──────── Given records ────────
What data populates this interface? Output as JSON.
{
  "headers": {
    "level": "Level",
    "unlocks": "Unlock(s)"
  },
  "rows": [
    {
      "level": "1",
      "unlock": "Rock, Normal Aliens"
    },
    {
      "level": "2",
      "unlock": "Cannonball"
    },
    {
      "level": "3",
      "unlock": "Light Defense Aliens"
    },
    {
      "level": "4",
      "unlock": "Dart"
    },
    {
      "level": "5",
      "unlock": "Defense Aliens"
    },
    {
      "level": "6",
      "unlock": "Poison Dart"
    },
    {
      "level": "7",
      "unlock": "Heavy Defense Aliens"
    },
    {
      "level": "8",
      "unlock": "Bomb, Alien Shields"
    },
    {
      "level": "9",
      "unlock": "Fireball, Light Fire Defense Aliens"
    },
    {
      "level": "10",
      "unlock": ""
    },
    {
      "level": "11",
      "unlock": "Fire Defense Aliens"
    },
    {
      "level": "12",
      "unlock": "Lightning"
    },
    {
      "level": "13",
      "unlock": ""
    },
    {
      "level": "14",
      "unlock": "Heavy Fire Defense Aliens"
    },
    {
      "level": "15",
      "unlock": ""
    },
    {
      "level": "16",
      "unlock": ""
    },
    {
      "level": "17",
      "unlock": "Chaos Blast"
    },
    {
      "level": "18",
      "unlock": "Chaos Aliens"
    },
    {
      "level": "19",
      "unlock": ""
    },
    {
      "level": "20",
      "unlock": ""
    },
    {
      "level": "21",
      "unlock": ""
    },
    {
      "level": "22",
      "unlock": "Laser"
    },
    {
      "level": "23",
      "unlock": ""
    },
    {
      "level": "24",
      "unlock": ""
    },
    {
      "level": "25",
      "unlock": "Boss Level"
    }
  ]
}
────────
### Problem to solve
Pull out each record as written and restate it exactly.

### Written solution
What data populates this interface? Output as JSON.
{
  "headers": {
    "level": "Level",
    "unlocks": "Unlock(s)"
  },
  "rows": [
    {
      "level": "1",
      "unlock": "Rock, Normal Aliens"
    },
    {
      "level": "2",
      "unlock": "Cannonball"
    },
    {
      "level": "3",
      "unlock": "Light Defense Aliens"
    },
    {
      "level": "4",
      "unlock": "Dart"
    },
    {
      "level": "5",
      "unlock": "Defense Aliens"
    },
    {
      "level": "6",
      "unlock": "Poison Dart"
    },
    {
      "level": "7",
      "unlock": "Heavy Defense Aliens"
    },
    {
      "level": "8",
      "unlock": "Bomb, Alien Shields"
    },
    {
      "level": "9",
      "unlock": "Fireball, Light Fire Defense Aliens"
    },
    {
      "level": "10",
      "unlock": ""
    },
    {
      "level": "11",
      "unlock": "Fire Defense Aliens"
    },
    {
      "level": "12",
      "unlock": "Lightning"
    },
    {
      "level": "13",
      "unlock": ""
    },
    {
      "level": "14",
      "unlock": "Heavy Fire Defense Aliens"
    },
    {
      "level": "15",
      "unlock": ""
    },
    {
      "level": "16",
      "unlock": ""
    },
    {
      "level": "17",
      "unlock": "Chaos Blast"
    },
    {
      "level": "18",
      "unlock": "Chaos Aliens"
    },
    {
      "level": "19",
      "unlock": ""
    },
    {
      "level": "20",
      "unlock": ""
    },
    {
      "level": "21",
      "unlock": ""
    },
    {
      "level": "22",
      "unlock": "Laser"
    },
    {
      "level": "23",
      "unlock": ""
    },
    {
      "level": "24",
      "unlock": ""
    },
    {
      "level": "25",
      "unlock": "Boss Level"
    }
  ]
}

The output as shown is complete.